Task directions> Tally the lines in the following entries that include the word "Current"; state only the total.

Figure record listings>
START
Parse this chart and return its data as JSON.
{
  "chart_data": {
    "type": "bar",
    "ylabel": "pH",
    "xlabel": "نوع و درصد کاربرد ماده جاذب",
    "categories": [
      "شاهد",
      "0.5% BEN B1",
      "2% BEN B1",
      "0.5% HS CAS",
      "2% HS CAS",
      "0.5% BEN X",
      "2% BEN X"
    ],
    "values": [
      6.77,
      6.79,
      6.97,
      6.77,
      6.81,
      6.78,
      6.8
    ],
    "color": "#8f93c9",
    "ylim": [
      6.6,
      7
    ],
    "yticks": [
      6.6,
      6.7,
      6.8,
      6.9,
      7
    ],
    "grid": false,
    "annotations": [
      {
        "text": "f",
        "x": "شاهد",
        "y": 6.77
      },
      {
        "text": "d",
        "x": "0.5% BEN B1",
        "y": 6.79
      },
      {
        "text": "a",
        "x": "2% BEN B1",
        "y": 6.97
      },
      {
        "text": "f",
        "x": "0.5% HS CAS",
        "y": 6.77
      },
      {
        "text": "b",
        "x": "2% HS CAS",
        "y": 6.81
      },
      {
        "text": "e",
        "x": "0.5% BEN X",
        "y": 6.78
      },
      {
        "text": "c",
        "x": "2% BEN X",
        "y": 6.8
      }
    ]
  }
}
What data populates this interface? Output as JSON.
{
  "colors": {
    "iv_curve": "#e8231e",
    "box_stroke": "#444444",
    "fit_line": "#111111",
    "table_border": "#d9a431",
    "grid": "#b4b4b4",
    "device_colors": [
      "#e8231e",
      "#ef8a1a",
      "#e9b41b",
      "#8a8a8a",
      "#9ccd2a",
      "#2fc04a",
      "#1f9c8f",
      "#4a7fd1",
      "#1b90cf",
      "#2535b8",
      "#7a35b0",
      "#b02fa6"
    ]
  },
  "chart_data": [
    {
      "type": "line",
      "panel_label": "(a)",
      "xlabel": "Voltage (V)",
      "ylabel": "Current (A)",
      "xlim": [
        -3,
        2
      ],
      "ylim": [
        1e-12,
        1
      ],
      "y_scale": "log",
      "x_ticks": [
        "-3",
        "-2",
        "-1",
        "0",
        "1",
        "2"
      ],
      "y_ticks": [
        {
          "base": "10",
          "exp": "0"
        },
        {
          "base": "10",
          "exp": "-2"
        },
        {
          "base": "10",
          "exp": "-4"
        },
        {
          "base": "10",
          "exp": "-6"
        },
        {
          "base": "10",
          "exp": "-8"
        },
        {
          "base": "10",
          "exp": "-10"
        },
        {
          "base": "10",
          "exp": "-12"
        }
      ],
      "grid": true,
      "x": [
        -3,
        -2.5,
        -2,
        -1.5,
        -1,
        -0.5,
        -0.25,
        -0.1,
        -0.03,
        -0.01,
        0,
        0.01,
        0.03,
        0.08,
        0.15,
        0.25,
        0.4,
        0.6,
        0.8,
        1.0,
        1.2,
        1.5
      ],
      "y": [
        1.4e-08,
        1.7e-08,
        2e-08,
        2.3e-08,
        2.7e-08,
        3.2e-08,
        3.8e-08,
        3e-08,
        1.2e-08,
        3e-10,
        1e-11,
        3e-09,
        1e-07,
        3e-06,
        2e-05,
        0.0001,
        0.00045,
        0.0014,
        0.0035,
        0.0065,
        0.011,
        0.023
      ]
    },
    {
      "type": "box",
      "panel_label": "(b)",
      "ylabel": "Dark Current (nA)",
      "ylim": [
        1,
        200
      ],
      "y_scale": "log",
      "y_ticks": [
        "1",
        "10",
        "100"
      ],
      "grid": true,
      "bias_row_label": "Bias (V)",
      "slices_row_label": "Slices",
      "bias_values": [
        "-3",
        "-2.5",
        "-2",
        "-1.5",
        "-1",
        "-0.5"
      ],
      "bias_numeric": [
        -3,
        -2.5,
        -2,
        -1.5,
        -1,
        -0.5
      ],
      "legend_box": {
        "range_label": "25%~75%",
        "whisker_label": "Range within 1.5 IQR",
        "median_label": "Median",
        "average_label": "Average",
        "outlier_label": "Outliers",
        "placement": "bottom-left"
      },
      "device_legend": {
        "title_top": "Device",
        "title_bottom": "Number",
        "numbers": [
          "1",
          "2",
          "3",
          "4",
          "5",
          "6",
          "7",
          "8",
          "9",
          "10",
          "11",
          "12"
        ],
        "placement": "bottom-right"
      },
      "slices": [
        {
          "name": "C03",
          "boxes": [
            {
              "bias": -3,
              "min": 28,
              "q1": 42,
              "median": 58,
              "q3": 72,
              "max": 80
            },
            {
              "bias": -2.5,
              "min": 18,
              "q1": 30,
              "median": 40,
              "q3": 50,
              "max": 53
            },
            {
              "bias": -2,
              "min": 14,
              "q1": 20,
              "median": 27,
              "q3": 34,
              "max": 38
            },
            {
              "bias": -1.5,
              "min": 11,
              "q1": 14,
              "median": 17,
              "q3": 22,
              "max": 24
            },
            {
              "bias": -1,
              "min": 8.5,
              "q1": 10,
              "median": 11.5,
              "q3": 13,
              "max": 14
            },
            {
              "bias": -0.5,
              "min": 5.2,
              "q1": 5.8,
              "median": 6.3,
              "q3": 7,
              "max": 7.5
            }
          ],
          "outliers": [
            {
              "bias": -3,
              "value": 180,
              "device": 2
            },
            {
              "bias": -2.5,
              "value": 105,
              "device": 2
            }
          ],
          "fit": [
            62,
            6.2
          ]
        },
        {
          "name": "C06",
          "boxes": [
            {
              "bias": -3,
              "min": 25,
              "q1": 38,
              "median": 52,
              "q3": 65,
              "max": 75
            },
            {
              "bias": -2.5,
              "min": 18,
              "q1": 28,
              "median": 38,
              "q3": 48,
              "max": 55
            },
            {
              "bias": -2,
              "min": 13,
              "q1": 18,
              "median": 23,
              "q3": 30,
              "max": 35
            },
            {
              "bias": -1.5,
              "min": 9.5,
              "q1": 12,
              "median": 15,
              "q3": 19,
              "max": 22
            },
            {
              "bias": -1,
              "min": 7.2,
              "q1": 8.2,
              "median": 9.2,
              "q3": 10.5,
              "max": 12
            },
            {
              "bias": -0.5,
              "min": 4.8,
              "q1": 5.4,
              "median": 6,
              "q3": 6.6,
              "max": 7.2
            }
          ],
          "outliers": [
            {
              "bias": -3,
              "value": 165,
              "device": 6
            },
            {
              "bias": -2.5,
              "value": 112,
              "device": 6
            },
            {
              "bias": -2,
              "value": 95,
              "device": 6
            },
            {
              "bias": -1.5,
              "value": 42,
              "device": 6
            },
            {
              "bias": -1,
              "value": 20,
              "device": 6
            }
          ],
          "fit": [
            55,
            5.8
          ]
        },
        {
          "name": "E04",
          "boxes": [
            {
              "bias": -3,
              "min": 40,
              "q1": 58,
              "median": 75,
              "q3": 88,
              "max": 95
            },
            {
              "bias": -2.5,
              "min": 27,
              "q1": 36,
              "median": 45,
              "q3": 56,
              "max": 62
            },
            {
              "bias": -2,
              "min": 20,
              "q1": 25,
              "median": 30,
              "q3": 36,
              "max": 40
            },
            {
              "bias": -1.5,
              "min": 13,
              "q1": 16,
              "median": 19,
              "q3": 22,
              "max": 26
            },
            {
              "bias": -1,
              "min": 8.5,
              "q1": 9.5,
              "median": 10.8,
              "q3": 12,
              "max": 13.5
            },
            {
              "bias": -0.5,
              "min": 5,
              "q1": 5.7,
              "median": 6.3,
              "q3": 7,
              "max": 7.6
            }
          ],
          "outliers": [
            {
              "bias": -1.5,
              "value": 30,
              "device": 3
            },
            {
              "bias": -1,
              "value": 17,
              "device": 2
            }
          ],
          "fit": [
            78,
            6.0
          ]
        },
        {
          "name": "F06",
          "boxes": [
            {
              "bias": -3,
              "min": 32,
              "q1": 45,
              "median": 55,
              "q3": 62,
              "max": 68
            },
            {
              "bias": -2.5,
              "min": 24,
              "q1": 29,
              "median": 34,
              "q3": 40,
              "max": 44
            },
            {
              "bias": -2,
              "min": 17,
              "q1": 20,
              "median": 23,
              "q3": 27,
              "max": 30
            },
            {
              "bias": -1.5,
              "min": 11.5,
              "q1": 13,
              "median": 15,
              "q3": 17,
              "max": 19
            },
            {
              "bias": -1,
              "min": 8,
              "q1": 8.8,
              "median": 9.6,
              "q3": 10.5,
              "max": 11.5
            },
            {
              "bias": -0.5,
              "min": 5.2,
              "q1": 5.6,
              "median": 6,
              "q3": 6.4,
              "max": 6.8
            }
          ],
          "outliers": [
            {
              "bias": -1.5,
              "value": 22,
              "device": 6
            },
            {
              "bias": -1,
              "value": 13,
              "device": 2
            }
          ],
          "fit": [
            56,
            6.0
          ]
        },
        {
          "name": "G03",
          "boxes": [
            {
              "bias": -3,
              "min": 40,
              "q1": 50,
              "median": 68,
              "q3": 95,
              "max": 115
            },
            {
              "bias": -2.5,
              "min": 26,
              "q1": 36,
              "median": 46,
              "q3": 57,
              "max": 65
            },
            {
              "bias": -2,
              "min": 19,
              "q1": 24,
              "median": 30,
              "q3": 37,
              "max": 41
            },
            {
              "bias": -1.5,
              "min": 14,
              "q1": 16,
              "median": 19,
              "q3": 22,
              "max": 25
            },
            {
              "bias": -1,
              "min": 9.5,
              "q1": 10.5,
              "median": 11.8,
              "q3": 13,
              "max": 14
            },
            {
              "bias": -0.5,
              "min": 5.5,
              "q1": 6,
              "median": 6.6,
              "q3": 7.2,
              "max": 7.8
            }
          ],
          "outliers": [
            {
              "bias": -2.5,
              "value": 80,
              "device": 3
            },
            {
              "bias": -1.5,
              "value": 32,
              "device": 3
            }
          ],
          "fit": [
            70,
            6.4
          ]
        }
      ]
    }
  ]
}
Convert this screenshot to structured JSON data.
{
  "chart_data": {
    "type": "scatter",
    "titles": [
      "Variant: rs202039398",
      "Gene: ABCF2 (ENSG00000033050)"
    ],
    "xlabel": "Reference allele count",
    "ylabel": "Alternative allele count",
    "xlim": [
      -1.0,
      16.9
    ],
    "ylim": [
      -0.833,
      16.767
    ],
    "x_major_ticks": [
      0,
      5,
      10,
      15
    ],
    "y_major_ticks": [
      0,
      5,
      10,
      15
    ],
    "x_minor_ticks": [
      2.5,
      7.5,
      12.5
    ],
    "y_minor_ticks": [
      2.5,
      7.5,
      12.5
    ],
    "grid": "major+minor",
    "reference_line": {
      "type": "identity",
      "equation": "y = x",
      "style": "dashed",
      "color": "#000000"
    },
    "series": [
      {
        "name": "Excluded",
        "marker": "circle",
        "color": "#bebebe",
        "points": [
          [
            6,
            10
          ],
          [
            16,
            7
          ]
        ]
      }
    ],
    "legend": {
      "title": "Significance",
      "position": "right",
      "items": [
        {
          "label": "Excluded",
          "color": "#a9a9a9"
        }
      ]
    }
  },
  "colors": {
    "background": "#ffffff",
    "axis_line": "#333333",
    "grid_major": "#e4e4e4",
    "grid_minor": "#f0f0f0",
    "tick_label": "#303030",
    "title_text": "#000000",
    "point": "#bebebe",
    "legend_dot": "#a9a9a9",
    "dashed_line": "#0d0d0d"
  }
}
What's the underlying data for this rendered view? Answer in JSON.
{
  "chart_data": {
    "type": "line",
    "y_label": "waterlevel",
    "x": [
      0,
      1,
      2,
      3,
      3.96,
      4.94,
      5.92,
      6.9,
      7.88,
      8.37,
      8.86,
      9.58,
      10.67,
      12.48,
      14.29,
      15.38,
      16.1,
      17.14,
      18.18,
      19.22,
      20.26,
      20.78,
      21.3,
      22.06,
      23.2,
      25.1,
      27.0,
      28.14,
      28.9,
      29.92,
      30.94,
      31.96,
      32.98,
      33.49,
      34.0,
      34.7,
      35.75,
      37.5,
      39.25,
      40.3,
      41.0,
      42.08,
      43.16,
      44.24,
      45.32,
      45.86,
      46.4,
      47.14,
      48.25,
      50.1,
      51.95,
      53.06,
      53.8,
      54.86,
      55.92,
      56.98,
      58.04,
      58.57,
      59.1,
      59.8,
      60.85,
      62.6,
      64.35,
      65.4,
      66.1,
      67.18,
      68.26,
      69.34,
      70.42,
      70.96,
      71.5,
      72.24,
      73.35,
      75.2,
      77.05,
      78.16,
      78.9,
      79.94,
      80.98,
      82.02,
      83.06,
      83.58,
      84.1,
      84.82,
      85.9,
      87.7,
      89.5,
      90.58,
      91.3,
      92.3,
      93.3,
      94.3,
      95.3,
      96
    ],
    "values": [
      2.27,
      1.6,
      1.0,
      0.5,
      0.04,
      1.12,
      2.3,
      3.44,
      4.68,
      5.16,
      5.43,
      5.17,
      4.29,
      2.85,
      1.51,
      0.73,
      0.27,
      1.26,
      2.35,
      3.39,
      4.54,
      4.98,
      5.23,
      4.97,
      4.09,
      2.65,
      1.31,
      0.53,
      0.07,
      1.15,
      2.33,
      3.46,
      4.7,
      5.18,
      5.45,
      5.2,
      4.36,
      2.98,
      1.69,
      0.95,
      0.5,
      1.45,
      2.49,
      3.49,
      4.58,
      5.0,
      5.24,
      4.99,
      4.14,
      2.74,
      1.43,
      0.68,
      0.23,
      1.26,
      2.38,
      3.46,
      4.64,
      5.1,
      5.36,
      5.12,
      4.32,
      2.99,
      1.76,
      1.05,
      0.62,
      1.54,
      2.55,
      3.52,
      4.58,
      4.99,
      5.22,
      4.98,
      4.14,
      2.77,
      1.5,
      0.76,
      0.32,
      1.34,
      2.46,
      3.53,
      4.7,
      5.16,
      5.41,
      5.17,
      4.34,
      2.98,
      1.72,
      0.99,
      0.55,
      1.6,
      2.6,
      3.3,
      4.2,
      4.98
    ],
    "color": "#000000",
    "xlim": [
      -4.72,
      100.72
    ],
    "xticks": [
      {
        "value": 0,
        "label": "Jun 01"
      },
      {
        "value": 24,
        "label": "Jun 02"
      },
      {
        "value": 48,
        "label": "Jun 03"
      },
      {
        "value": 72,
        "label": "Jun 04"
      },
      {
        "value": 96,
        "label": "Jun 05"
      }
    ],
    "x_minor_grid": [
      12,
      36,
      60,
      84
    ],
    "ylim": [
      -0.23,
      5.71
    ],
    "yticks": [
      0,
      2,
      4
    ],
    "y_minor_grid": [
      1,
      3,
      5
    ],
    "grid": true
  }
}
END
Response to the task> 2